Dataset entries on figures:
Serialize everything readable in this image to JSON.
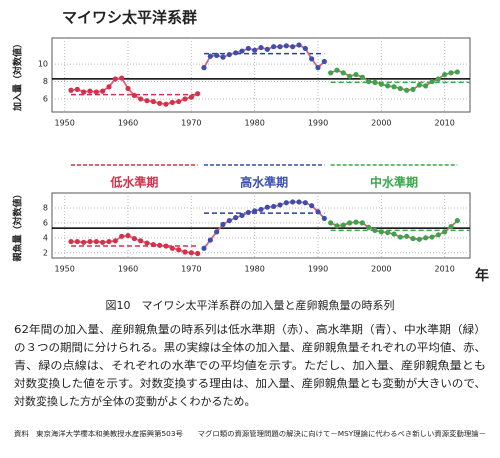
{
  "title": "マイワシ太平洋系群",
  "chart_data": [
    {
      "type": "line",
      "ylabel": "加入量（対数値）",
      "xlim": [
        1948,
        2014
      ],
      "ylim": [
        4.5,
        13
      ],
      "xticks": [
        1950,
        1960,
        1970,
        1980,
        1990,
        2000,
        2010
      ],
      "yticks": [
        6,
        8,
        10
      ],
      "grid": true,
      "line_color": "#e0607c",
      "series": [
        {
          "color": "#d6304a",
          "x": [
            1951,
            1952,
            1953,
            1954,
            1955,
            1956,
            1957,
            1958,
            1959,
            1960,
            1961,
            1962,
            1963,
            1964,
            1965,
            1966,
            1967,
            1968,
            1969,
            1970,
            1971
          ],
          "values": [
            7.0,
            7.1,
            6.8,
            6.9,
            6.8,
            6.9,
            7.4,
            8.3,
            8.4,
            7.2,
            6.4,
            6.0,
            5.8,
            5.7,
            5.5,
            5.4,
            5.6,
            5.7,
            6.0,
            6.2,
            6.6
          ]
        },
        {
          "color": "#3a4fb0",
          "x": [
            1972,
            1973,
            1974,
            1975,
            1976,
            1977,
            1978,
            1979,
            1980,
            1981,
            1982,
            1983,
            1984,
            1985,
            1986,
            1987,
            1988,
            1989,
            1990,
            1991
          ],
          "values": [
            9.6,
            10.9,
            11.0,
            10.8,
            11.1,
            11.3,
            11.5,
            11.8,
            11.6,
            11.9,
            11.7,
            12.0,
            12.0,
            12.1,
            12.0,
            12.2,
            11.8,
            10.6,
            9.6,
            10.3
          ]
        },
        {
          "color": "#3aa54a",
          "x": [
            1992,
            1993,
            1994,
            1995,
            1996,
            1997,
            1998,
            1999,
            2000,
            2001,
            2002,
            2003,
            2004,
            2005,
            2006,
            2007,
            2008,
            2009,
            2010,
            2011,
            2012
          ],
          "values": [
            9.0,
            9.3,
            9.0,
            8.6,
            8.8,
            8.5,
            8.0,
            7.9,
            7.7,
            7.5,
            7.4,
            7.2,
            7.0,
            7.1,
            7.6,
            7.5,
            8.0,
            8.3,
            8.8,
            9.0,
            9.1
          ]
        }
      ],
      "mean_lines": [
        {
          "value": 8.3,
          "color": "#000000",
          "dashed": false,
          "span": [
            1948,
            2014
          ]
        },
        {
          "value": 6.5,
          "color": "#d6304a",
          "dashed": true,
          "span": [
            1951,
            1971
          ]
        },
        {
          "value": 11.2,
          "color": "#2a3fa0",
          "dashed": true,
          "span": [
            1972,
            1991
          ]
        },
        {
          "value": 7.9,
          "color": "#3aa54a",
          "dashed": true,
          "span": [
            1992,
            2014
          ]
        }
      ]
    },
    {
      "type": "line",
      "ylabel": "親魚量（対数値）",
      "xlabel": "年",
      "xlim": [
        1948,
        2014
      ],
      "ylim": [
        1.3,
        10
      ],
      "xticks": [
        1950,
        1960,
        1970,
        1980,
        1990,
        2000,
        2010
      ],
      "yticks": [
        2,
        4,
        6,
        8
      ],
      "grid": true,
      "line_color": "#e0607c",
      "series": [
        {
          "name": "低水準期",
          "color": "#d6304a",
          "x": [
            1951,
            1952,
            1953,
            1954,
            1955,
            1956,
            1957,
            1958,
            1959,
            1960,
            1961,
            1962,
            1963,
            1964,
            1965,
            1966,
            1967,
            1968,
            1969,
            1970,
            1971
          ],
          "values": [
            3.5,
            3.5,
            3.4,
            3.5,
            3.5,
            3.4,
            3.5,
            3.6,
            4.2,
            4.3,
            3.9,
            3.6,
            3.3,
            3.1,
            3.0,
            2.9,
            2.6,
            2.4,
            2.1,
            2.0,
            1.9
          ]
        },
        {
          "name": "高水準期",
          "color": "#3a4fb0",
          "x": [
            1972,
            1973,
            1974,
            1975,
            1976,
            1977,
            1978,
            1979,
            1980,
            1981,
            1982,
            1983,
            1984,
            1985,
            1986,
            1987,
            1988,
            1989,
            1990,
            1991
          ],
          "values": [
            2.6,
            3.7,
            4.8,
            5.8,
            6.3,
            6.7,
            7.0,
            7.4,
            7.6,
            7.8,
            8.1,
            8.2,
            8.4,
            8.7,
            8.8,
            8.8,
            8.7,
            8.3,
            7.5,
            6.6
          ]
        },
        {
          "name": "中水準期",
          "color": "#3aa54a",
          "x": [
            1992,
            1993,
            1994,
            1995,
            1996,
            1997,
            1998,
            1999,
            2000,
            2001,
            2002,
            2003,
            2004,
            2005,
            2006,
            2007,
            2008,
            2009,
            2010,
            2011,
            2012
          ],
          "values": [
            6.0,
            5.6,
            5.7,
            6.0,
            6.1,
            6.0,
            5.4,
            5.0,
            4.8,
            4.7,
            4.5,
            4.1,
            4.2,
            3.9,
            3.8,
            4.0,
            4.1,
            4.4,
            4.8,
            5.5,
            6.3
          ]
        }
      ],
      "mean_lines": [
        {
          "value": 5.3,
          "color": "#000000",
          "dashed": false,
          "span": [
            1948,
            2014
          ]
        },
        {
          "value": 2.9,
          "color": "#d6304a",
          "dashed": true,
          "span": [
            1951,
            1971
          ]
        },
        {
          "value": 7.3,
          "color": "#2a3fa0",
          "dashed": true,
          "span": [
            1972,
            1991
          ]
        },
        {
          "value": 5.0,
          "color": "#3aa54a",
          "dashed": true,
          "span": [
            1992,
            2014
          ]
        }
      ]
    }
  ],
  "caption": "図10　マイワシ太平洋系群の加入量と産卵親魚量の時系列",
  "body": [
    "62年間の加入量、産卵親魚量の時系列は低水準期（赤）、高水準期（青）、中水準期（緑）",
    "の３つの期間に分けられる。黒の実線は全体の加入量、産卵親魚量それぞれの平均値、赤、",
    "青、緑の点線は、それぞれの水準での平均値を示す。ただし、加入量、産卵親魚量とも",
    "対数変換した値を示す。対数変換する理由は、加入量、産卵親魚量とも変動が大きいので、",
    "対数変換した方が全体の変動がよくわかるため。"
  ],
  "source": "資料　東京海洋大学櫻本和美教授水産振興第503号　　マグロ類の資源管理問題の解決に向けて－MSY理論に代わるべき新しい資源変動理論－"
}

## Exercise
None of the pictures should appear; repeat the records exactly otherwise.

## The completed task
Serialize everything readable in this image to JSON.
{
  "title": "マイワシ太平洋系群",
  "chart_data": [
    {
      "type": "line",
      "ylabel": "加入量（対数値）",
      "xlim": [
        1948,
        2014
      ],
      "ylim": [
        4.5,
        13
      ],
      "xticks": [
        1950,
        1960,
        1970,
        1980,
        1990,
        2000,
        2010
      ],
      "yticks": [
        6,
        8,
        10
      ],
      "grid": true,
      "line_color": "#e0607c",
      "series": [
        {
          "color": "#d6304a",
          "x": [
            1951,
            1952,
            1953,
            1954,
            1955,
            1956,
            1957,
            1958,
            1959,
            1960,
            1961,
            1962,
            1963,
            1964,
            1965,
            1966,
            1967,
            1968,
            1969,
            1970,
            1971
          ],
          "values": [
            7.0,
            7.1,
            6.8,
            6.9,
            6.8,
            6.9,
            7.4,
            8.3,
            8.4,
            7.2,
            6.4,
            6.0,
            5.8,
            5.7,
            5.5,
            5.4,
            5.6,
            5.7,
            6.0,
            6.2,
            6.6
          ]
        },
        {
          "color": "#3a4fb0",
          "x": [
            1972,
            1973,
            1974,
            1975,
            1976,
            1977,
            1978,
            1979,
            1980,
            1981,
            1982,
            1983,
            1984,
            1985,
            1986,
            1987,
            1988,
            1989,
            1990,
            1991
          ],
          "values": [
            9.6,
            10.9,
            11.0,
            10.8,
            11.1,
            11.3,
            11.5,
            11.8,
            11.6,
            11.9,
            11.7,
            12.0,
            12.0,
            12.1,
            12.0,
            12.2,
            11.8,
            10.6,
            9.6,
            10.3
          ]
        },
        {
          "color": "#3aa54a",
          "x": [
            1992,
            1993,
            1994,
            1995,
            1996,
            1997,
            1998,
            1999,
            2000,
            2001,
            2002,
            2003,
            2004,
            2005,
            2006,
            2007,
            2008,
            2009,
            2010,
            2011,
            2012
          ],
          "values": [
            9.0,
            9.3,
            9.0,
            8.6,
            8.8,
            8.5,
            8.0,
            7.9,
            7.7,
            7.5,
            7.4,
            7.2,
            7.0,
            7.1,
            7.6,
            7.5,
            8.0,
            8.3,
            8.8,
            9.0,
            9.1
          ]
        }
      ],
      "mean_lines": [
        {
          "value": 8.3,
          "color": "#000000",
          "dashed": false,
          "span": [
            1948,
            2014
          ]
        },
        {
          "value": 6.5,
          "color": "#d6304a",
          "dashed": true,
          "span": [
            1951,
            1971
          ]
        },
        {
          "value": 11.2,
          "color": "#2a3fa0",
          "dashed": true,
          "span": [
            1972,
            1991
          ]
        },
        {
          "value": 7.9,
          "color": "#3aa54a",
          "dashed": true,
          "span": [
            1992,
            2014
          ]
        }
      ]
    },
    {
      "type": "line",
      "ylabel": "親魚量（対数値）",
      "xlabel": "年",
      "xlim": [
        1948,
        2014
      ],
      "ylim": [
        1.3,
        10
      ],
      "xticks": [
        1950,
        1960,
        1970,
        1980,
        1990,
        2000,
        2010
      ],
      "yticks": [
        2,
        4,
        6,
        8
      ],
      "grid": true,
      "line_color": "#e0607c",
      "series": [
        {
          "name": "低水準期",
          "color": "#d6304a",
          "x": [
            1951,
            1952,
            1953,
            1954,
            1955,
            1956,
            1957,
            1958,
            1959,
            1960,
            1961,
            1962,
            1963,
            1964,
            1965,
            1966,
            1967,
            1968,
            1969,
            1970,
            1971
          ],
          "values": [
            3.5,
            3.5,
            3.4,
            3.5,
            3.5,
            3.4,
            3.5,
            3.6,
            4.2,
            4.3,
            3.9,
            3.6,
            3.3,
            3.1,
            3.0,
            2.9,
            2.6,
            2.4,
            2.1,
            2.0,
            1.9
          ]
        },
        {
          "name": "高水準期",
          "color": "#3a4fb0",
          "x": [
            1972,
            1973,
            1974,
            1975,
            1976,
            1977,
            1978,
            1979,
            1980,
            1981,
            1982,
            1983,
            1984,
            1985,
            1986,
            1987,
            1988,
            1989,
            1990,
            1991
          ],
          "values": [
            2.6,
            3.7,
            4.8,
            5.8,
            6.3,
            6.7,
            7.0,
            7.4,
            7.6,
            7.8,
            8.1,
            8.2,
            8.4,
            8.7,
            8.8,
            8.8,
            8.7,
            8.3,
            7.5,
            6.6
          ]
        },
        {
          "name": "中水準期",
          "color": "#3aa54a",
          "x": [
            1992,
            1993,
            1994,
            1995,
            1996,
            1997,
            1998,
            1999,
            2000,
            2001,
            2002,
            2003,
            2004,
            2005,
            2006,
            2007,
            2008,
            2009,
            2010,
            2011,
            2012
          ],
          "values": [
            6.0,
            5.6,
            5.7,
            6.0,
            6.1,
            6.0,
            5.4,
            5.0,
            4.8,
            4.7,
            4.5,
            4.1,
            4.2,
            3.9,
            3.8,
            4.0,
            4.1,
            4.4,
            4.8,
            5.5,
            6.3
          ]
        }
      ],
      "mean_lines": [
        {
          "value": 5.3,
          "color": "#000000",
          "dashed": false,
          "span": [
            1948,
            2014
          ]
        },
        {
          "value": 2.9,
          "color": "#d6304a",
          "dashed": true,
          "span": [
            1951,
            1971
          ]
        },
        {
          "value": 7.3,
          "color": "#2a3fa0",
          "dashed": true,
          "span": [
            1972,
            1991
          ]
        },
        {
          "value": 5.0,
          "color": "#3aa54a",
          "dashed": true,
          "span": [
            1992,
            2014
          ]
        }
      ]
    }
  ],
  "caption": "図10　マイワシ太平洋系群の加入量と産卵親魚量の時系列",
  "body": [
    "62年間の加入量、産卵親魚量の時系列は低水準期（赤）、高水準期（青）、中水準期（緑）",
    "の３つの期間に分けられる。黒の実線は全体の加入量、産卵親魚量それぞれの平均値、赤、",
    "青、緑の点線は、それぞれの水準での平均値を示す。ただし、加入量、産卵親魚量とも",
    "対数変換した値を示す。対数変換する理由は、加入量、産卵親魚量とも変動が大きいので、",
    "対数変換した方が全体の変動がよくわかるため。"
  ],
  "source": "資料　東京海洋大学櫻本和美教授水産振興第503号　　マグロ類の資源管理問題の解決に向けて－MSY理論に代わるべき新しい資源変動理論－"
}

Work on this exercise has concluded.